Work to do: Each line that includes the string "layer" counts once; give the total and nothing else.

[Dataset records on visual material]

--- BEGIN ---

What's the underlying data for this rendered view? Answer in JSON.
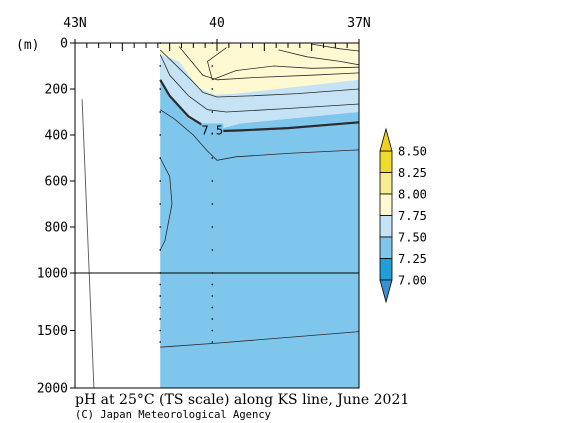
{
  "chart_data": {
    "type": "heatmap",
    "title": "pH at 25°C (TS scale) along KS line, June 2021",
    "credit": "(C) Japan Meteorological Agency",
    "y_unit_label": "(m)",
    "x_axis": {
      "type": "latitude",
      "range": [
        43,
        37
      ],
      "tick_labels": [
        {
          "lat": 43,
          "label": "43N"
        },
        {
          "lat": 40,
          "label": "40"
        },
        {
          "lat": 37,
          "label": "37N"
        }
      ],
      "minor_ticks_every_deg": 0.25
    },
    "y_axis": {
      "type": "depth",
      "range": [
        0,
        2000
      ],
      "split_depth": 1000,
      "tick_labels": [
        "0",
        "200",
        "400",
        "600",
        "800",
        "1000",
        "1500",
        "2000"
      ],
      "tick_values": [
        0,
        200,
        400,
        600,
        800,
        1000,
        1500,
        2000
      ]
    },
    "data_coverage": {
      "lat_start": 41.2,
      "lat_end": 37
    },
    "stations_lat": [
      41.2,
      40.1
    ],
    "station_sample_depths": [
      0,
      100,
      200,
      300,
      400,
      500,
      600,
      700,
      800,
      900,
      1000,
      1100,
      1200,
      1300,
      1400,
      1500,
      1600
    ],
    "colorbar": {
      "levels": [
        "7.00",
        "7.25",
        "7.50",
        "7.75",
        "8.00",
        "8.25",
        "8.50"
      ],
      "bands": [
        {
          "range": "<7.00",
          "color": "#3a8fd4"
        },
        {
          "range": "7.00-7.25",
          "color": "#1f9fd8"
        },
        {
          "range": "7.25-7.50",
          "color": "#7fc6ec"
        },
        {
          "range": "7.50-7.75",
          "color": "#c5e3f5"
        },
        {
          "range": "7.75-8.00",
          "color": "#fff9d2"
        },
        {
          "range": "8.00-8.25",
          "color": "#f7ec8f"
        },
        {
          "range": "8.25-8.50",
          "color": "#f1da2e"
        },
        {
          "range": ">8.50",
          "color": "#efcf1f"
        }
      ]
    },
    "contour_labels": [
      {
        "value": "7.5",
        "lat": 40.1,
        "depth": 380
      }
    ],
    "regions": [
      {
        "name": "pH 7.75-8.00 surface layer",
        "band": "7.75-8.00",
        "outline": [
          [
            41.2,
            0
          ],
          [
            37,
            0
          ],
          [
            37,
            160
          ],
          [
            39.6,
            220
          ],
          [
            40.05,
            225
          ],
          [
            40.4,
            195
          ],
          [
            40.8,
            80
          ],
          [
            41.2,
            50
          ]
        ]
      },
      {
        "name": "pH 7.50-7.75 subsurface layer",
        "band": "7.50-7.75",
        "outline": [
          [
            41.2,
            0
          ],
          [
            37,
            0
          ],
          [
            37,
            300
          ],
          [
            38.5,
            330
          ],
          [
            39.5,
            350
          ],
          [
            40.05,
            380
          ],
          [
            40.6,
            330
          ],
          [
            41.0,
            230
          ],
          [
            41.2,
            170
          ]
        ]
      }
    ],
    "contour_lines": [
      {
        "value": "7.5",
        "emphasis": true,
        "points": [
          [
            41.2,
            160
          ],
          [
            41.0,
            230
          ],
          [
            40.6,
            320
          ],
          [
            40.2,
            370
          ],
          [
            40.0,
            383
          ],
          [
            39.5,
            380
          ],
          [
            38.5,
            370
          ],
          [
            37,
            345
          ]
        ]
      },
      {
        "value": "7.45",
        "points": [
          [
            41.2,
            290
          ],
          [
            40.9,
            330
          ],
          [
            40.5,
            400
          ],
          [
            40.2,
            470
          ],
          [
            40.0,
            510
          ],
          [
            39.6,
            495
          ],
          [
            38.5,
            480
          ],
          [
            37,
            465
          ]
        ]
      },
      {
        "value": "7.55",
        "points": [
          [
            41.2,
            50
          ],
          [
            41.0,
            140
          ],
          [
            40.6,
            230
          ],
          [
            40.2,
            290
          ],
          [
            39.8,
            300
          ],
          [
            38.5,
            285
          ],
          [
            37,
            265
          ]
        ]
      },
      {
        "value": "7.6",
        "points": [
          [
            41.2,
            30
          ],
          [
            40.9,
            90
          ],
          [
            40.5,
            170
          ],
          [
            40.3,
            215
          ],
          [
            40.0,
            235
          ],
          [
            39.3,
            230
          ],
          [
            38.3,
            220
          ],
          [
            37,
            200
          ]
        ]
      },
      {
        "value": "7.7",
        "points": [
          [
            40.8,
            15
          ],
          [
            40.5,
            90
          ],
          [
            40.3,
            140
          ],
          [
            40.0,
            160
          ],
          [
            39.2,
            150
          ],
          [
            38.0,
            140
          ],
          [
            37,
            130
          ]
        ]
      },
      {
        "value": "7.8",
        "points": [
          [
            39.8,
            20
          ],
          [
            40.2,
            80
          ],
          [
            40.1,
            160
          ],
          [
            39.6,
            120
          ],
          [
            38.8,
            100
          ],
          [
            38.0,
            110
          ],
          [
            37,
            105
          ]
        ]
      },
      {
        "value": "7.82",
        "points": [
          [
            38.7,
            30
          ],
          [
            38.1,
            60
          ],
          [
            37.4,
            80
          ],
          [
            37,
            95
          ]
        ]
      },
      {
        "value": "7.85",
        "points": [
          [
            38.0,
            5
          ],
          [
            37.4,
            25
          ],
          [
            37,
            35
          ]
        ]
      },
      {
        "value": "7.45 lobe",
        "points": [
          [
            41.2,
            500
          ],
          [
            41.0,
            580
          ],
          [
            40.95,
            700
          ],
          [
            41.1,
            860
          ],
          [
            41.2,
            900
          ]
        ]
      },
      {
        "value": "7.4",
        "points": [
          [
            41.2,
            1645
          ],
          [
            40.0,
            1610
          ],
          [
            38.5,
            1560
          ],
          [
            37,
            1510
          ]
        ]
      }
    ],
    "edge_line": {
      "points": [
        [
          42.85,
          245
        ],
        [
          42.7,
          1000
        ],
        [
          42.6,
          2000
        ]
      ]
    }
  }
}
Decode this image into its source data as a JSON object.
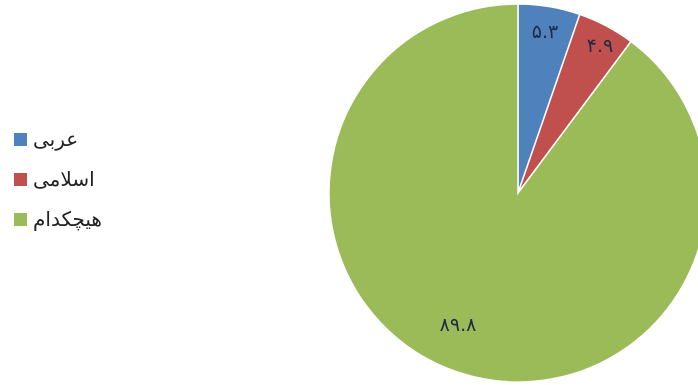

--- END ---

Task result: 2